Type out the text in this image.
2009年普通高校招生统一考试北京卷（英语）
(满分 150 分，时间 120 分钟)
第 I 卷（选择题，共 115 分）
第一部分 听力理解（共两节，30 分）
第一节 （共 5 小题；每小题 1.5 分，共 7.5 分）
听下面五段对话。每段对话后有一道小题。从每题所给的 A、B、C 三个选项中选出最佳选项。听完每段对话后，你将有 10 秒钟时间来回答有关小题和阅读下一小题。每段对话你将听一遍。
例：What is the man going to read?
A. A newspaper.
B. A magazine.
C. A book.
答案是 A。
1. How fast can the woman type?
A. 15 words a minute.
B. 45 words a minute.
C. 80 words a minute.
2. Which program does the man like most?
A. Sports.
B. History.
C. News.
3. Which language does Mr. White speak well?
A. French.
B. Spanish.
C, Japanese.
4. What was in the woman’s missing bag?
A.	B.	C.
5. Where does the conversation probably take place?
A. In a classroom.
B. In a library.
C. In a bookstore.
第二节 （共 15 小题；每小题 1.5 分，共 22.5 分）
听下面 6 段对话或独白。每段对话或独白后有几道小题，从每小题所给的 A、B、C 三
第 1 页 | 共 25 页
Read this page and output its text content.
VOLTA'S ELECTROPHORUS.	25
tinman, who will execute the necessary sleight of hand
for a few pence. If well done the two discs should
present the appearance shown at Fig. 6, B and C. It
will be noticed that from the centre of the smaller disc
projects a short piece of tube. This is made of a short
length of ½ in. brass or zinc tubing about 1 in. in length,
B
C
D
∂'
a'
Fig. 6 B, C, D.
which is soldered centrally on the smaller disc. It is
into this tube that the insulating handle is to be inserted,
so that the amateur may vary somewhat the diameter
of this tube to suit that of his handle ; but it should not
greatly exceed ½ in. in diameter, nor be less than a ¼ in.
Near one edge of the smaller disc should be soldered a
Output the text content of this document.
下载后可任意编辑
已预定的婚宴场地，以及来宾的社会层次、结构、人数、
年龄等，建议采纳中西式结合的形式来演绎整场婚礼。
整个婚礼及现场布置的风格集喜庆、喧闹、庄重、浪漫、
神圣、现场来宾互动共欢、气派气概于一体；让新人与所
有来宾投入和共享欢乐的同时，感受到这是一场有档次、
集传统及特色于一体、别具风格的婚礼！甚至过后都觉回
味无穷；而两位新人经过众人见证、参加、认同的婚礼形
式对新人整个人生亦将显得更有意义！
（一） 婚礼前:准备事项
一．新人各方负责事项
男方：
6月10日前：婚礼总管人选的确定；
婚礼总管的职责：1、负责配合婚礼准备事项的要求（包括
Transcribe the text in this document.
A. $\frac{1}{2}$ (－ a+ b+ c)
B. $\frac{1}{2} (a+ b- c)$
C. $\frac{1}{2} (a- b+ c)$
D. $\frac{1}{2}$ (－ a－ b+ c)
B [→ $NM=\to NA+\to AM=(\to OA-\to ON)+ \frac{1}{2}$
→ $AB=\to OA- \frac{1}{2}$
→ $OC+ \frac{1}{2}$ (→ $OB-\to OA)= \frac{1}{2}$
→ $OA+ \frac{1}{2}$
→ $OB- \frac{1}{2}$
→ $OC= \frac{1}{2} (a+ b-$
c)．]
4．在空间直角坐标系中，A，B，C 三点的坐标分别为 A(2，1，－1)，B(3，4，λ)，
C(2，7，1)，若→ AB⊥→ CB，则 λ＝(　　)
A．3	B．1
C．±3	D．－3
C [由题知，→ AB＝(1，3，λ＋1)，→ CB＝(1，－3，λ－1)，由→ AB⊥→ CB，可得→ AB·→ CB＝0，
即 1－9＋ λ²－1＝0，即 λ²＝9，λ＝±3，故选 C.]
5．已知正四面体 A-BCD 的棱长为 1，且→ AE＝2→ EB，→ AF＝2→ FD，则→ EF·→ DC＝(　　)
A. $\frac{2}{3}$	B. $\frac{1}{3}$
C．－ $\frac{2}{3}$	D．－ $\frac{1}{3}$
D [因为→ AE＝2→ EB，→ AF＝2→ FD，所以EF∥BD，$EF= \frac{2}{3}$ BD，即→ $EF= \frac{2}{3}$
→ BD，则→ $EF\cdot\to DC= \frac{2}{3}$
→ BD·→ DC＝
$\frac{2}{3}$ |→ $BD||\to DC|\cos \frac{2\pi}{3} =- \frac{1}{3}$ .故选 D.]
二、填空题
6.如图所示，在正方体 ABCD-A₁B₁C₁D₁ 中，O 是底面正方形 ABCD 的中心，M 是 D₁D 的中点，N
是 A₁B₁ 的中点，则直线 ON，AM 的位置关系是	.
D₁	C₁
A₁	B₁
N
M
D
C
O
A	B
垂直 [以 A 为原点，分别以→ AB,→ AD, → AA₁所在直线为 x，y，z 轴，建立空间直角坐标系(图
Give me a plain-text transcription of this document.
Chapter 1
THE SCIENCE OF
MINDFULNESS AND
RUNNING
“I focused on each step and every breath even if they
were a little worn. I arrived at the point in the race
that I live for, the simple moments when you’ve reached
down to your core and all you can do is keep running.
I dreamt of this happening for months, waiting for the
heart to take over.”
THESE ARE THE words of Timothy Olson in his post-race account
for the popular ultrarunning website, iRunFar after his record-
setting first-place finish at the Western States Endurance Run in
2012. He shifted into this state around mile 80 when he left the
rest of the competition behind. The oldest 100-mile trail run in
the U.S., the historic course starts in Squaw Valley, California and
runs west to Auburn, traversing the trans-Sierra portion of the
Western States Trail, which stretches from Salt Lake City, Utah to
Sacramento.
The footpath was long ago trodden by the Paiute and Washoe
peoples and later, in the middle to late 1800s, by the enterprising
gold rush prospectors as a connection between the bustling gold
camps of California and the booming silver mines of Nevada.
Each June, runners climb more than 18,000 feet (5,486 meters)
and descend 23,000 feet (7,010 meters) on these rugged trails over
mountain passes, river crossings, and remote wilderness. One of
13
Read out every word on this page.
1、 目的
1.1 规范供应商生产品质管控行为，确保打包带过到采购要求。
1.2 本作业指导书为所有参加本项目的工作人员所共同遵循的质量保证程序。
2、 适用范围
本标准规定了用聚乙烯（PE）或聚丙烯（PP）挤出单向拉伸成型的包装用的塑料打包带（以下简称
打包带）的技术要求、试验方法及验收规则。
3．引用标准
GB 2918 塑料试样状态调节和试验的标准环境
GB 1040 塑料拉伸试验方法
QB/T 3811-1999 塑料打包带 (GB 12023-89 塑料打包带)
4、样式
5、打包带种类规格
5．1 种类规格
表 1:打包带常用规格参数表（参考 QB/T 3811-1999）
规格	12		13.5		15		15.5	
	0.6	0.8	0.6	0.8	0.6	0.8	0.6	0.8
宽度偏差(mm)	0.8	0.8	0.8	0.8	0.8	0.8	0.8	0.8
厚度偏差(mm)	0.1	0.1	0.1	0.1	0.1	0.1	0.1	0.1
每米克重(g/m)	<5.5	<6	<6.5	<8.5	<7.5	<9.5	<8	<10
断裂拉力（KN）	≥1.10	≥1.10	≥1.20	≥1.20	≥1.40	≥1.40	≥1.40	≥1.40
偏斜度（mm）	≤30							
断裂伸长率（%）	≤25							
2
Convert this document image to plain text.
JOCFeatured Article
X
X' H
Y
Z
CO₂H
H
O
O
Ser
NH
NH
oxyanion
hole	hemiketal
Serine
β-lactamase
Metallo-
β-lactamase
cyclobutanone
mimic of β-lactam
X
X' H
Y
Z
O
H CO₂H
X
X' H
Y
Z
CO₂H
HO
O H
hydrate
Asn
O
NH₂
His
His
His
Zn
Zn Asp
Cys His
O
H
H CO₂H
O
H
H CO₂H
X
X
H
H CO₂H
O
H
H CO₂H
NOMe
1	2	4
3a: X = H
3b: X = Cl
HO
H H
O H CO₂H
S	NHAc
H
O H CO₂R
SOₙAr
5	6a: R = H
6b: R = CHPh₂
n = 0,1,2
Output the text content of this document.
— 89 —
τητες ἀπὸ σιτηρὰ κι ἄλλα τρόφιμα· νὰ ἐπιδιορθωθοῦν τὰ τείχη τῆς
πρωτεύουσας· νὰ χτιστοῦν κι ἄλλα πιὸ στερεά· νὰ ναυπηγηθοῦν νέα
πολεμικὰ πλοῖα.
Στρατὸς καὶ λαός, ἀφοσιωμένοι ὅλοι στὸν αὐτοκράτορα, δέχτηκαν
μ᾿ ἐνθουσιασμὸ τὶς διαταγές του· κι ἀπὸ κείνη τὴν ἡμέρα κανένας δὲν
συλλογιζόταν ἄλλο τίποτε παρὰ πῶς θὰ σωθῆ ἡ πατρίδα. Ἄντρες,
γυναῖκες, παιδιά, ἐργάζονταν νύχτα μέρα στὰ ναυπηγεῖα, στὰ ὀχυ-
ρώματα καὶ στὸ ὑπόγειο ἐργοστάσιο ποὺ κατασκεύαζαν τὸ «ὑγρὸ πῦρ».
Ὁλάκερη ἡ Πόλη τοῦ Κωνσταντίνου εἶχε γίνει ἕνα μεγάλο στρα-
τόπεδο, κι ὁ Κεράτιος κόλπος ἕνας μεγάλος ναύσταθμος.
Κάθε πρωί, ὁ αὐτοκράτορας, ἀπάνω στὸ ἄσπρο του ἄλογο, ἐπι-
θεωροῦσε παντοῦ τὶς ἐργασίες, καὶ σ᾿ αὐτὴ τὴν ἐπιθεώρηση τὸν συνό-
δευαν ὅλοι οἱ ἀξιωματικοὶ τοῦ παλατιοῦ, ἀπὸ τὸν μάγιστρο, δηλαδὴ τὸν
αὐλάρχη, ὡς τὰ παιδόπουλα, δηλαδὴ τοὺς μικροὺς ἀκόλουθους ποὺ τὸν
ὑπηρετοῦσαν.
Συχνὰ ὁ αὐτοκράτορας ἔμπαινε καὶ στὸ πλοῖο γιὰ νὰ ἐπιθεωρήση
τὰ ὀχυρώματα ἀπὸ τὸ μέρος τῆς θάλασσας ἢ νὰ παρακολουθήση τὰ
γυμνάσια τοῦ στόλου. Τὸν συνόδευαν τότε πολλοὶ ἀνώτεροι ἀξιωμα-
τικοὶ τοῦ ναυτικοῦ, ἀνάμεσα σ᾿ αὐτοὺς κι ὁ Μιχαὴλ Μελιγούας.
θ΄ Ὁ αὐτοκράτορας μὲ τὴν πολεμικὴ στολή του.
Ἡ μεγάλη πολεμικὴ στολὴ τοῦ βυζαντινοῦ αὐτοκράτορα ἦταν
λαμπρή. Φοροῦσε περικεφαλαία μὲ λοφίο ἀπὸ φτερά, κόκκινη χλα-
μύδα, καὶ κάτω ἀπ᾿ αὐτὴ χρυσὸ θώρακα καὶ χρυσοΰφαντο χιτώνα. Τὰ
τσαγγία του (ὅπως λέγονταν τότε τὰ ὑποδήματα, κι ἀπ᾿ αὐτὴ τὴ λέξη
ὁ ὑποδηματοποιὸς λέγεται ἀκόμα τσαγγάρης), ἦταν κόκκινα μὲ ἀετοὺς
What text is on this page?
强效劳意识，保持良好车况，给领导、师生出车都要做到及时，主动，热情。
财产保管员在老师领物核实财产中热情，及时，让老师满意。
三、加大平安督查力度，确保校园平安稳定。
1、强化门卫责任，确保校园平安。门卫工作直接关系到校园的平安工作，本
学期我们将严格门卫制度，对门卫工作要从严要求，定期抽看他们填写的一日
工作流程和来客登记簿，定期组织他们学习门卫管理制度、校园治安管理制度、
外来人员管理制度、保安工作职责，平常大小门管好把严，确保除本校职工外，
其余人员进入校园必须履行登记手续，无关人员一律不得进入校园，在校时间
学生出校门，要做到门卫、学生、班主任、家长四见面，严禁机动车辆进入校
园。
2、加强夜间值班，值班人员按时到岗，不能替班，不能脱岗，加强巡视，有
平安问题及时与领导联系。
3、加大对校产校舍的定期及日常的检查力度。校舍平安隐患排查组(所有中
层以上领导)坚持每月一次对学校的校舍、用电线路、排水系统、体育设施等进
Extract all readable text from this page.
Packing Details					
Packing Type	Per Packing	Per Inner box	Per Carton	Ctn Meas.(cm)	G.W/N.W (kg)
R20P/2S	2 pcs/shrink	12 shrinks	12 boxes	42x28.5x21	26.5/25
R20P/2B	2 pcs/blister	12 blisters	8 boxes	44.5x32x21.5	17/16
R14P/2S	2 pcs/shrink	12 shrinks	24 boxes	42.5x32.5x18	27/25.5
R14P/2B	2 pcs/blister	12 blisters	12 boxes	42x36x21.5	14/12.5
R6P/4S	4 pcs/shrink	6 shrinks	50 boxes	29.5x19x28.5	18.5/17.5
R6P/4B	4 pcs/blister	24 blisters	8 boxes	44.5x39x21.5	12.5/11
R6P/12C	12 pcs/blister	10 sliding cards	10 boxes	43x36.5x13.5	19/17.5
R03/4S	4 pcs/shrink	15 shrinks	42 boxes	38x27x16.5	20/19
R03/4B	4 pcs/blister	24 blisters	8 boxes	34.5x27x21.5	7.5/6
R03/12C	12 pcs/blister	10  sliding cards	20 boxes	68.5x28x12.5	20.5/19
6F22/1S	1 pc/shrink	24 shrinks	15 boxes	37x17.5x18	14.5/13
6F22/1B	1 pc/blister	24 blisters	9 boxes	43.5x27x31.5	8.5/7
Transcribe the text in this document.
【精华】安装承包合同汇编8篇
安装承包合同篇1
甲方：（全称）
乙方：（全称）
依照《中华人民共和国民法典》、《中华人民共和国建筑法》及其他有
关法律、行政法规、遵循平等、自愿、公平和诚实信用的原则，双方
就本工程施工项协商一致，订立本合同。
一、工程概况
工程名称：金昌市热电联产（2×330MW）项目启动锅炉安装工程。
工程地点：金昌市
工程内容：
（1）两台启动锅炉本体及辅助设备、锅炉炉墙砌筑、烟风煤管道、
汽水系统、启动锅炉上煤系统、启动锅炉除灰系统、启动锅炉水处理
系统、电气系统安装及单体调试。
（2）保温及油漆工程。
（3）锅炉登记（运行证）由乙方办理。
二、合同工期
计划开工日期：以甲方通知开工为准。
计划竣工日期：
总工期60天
_ _ _ _
- _WORK REQUIRED_: Read through the data and copy every line where "woman" shows up.

- _SOLUTION FOR THIS EXERCISE_:
1. How fast can the woman type?
4. What was in the woman’s missing bag?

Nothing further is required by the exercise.